## Task
Transcribe all of the material below word for word and leave out its pictures.

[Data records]
────

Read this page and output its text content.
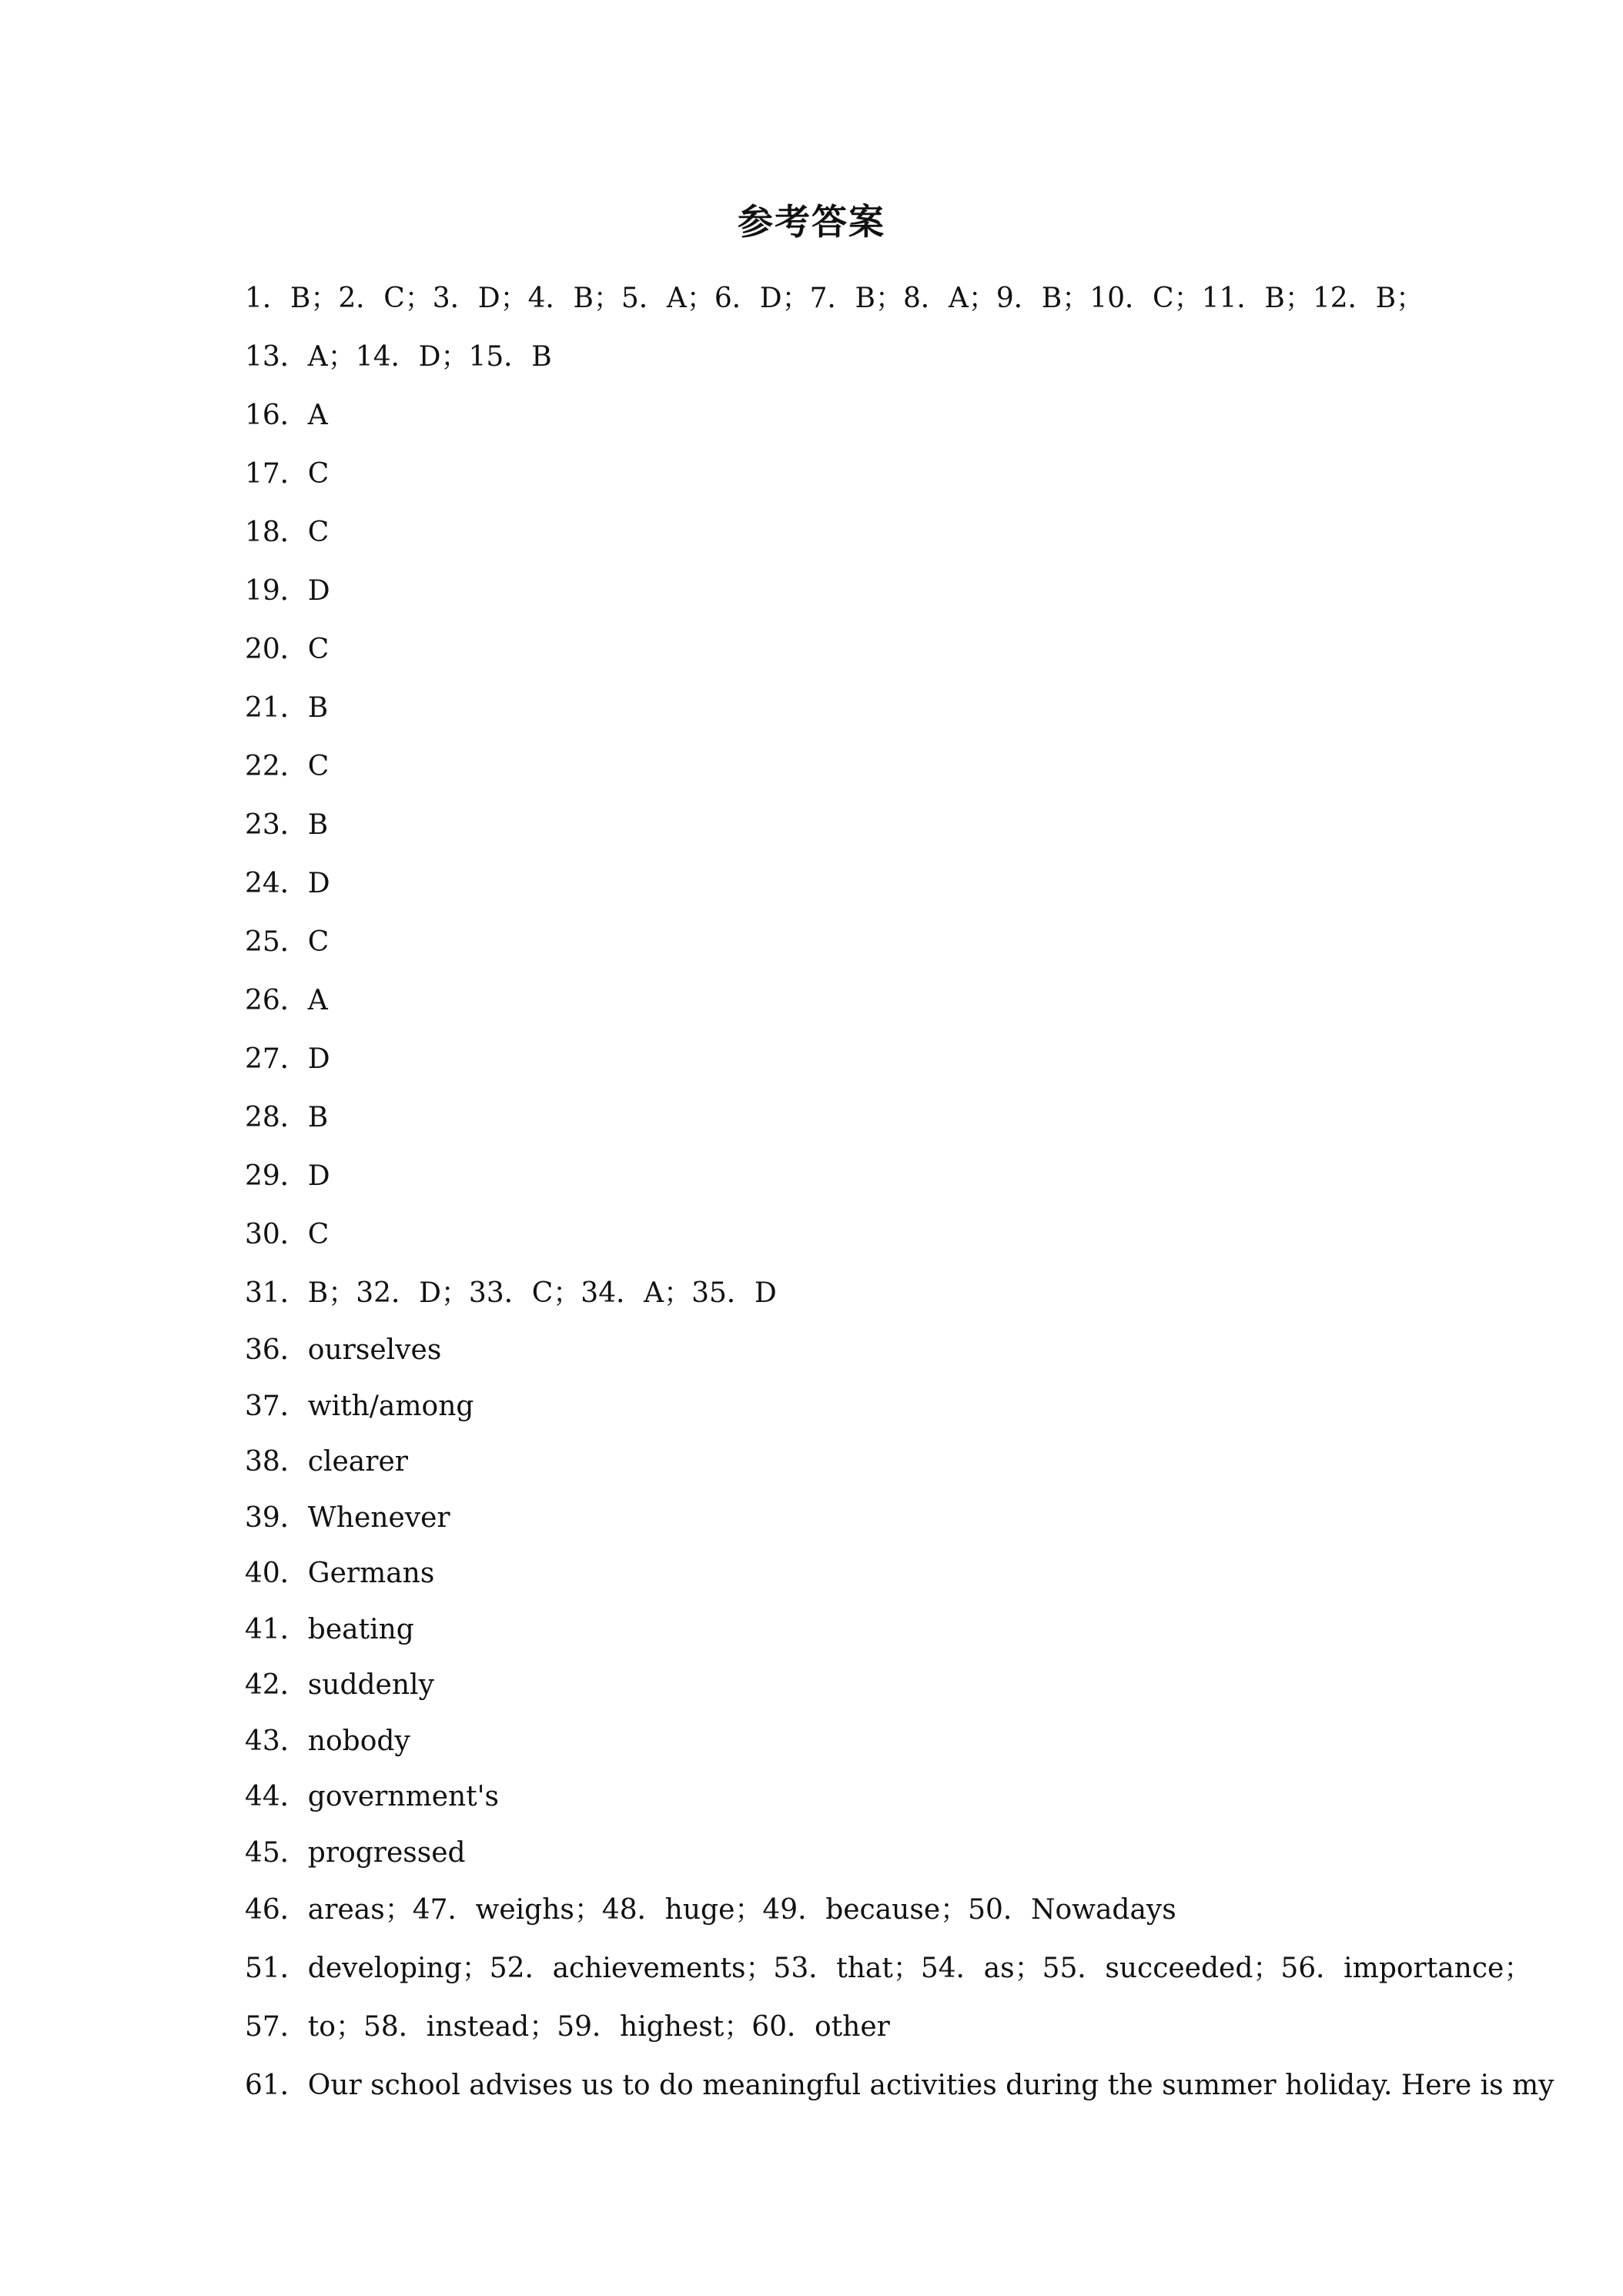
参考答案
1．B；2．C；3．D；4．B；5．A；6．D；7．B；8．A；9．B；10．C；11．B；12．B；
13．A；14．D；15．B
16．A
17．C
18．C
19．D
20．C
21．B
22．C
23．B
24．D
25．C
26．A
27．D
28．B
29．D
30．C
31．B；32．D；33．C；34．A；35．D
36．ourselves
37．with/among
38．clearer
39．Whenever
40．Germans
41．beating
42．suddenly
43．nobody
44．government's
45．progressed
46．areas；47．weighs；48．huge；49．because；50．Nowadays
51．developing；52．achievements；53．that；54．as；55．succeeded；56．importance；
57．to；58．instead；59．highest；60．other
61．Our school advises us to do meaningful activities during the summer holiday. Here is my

────

## Task answer
Read this page and output its text content.
参考答案
1．B；2．C；3．D；4．B；5．A；6．D；7．B；8．A；9．B；10．C；11．B；12．B；
13．A；14．D；15．B
16．A
17．C
18．C
19．D
20．C
21．B
22．C
23．B
24．D
25．C
26．A
27．D
28．B
29．D
30．C
31．B；32．D；33．C；34．A；35．D
36．ourselves
37．with/among
38．clearer
39．Whenever
40．Germans
41．beating
42．suddenly
43．nobody
44．government's
45．progressed
46．areas；47．weighs；48．huge；49．because；50．Nowadays
51．developing；52．achievements；53．that；54．as；55．succeeded；56．importance；
57．to；58．instead；59．highest；60．other
61．Our school advises us to do meaningful activities during the summer holiday. Here is my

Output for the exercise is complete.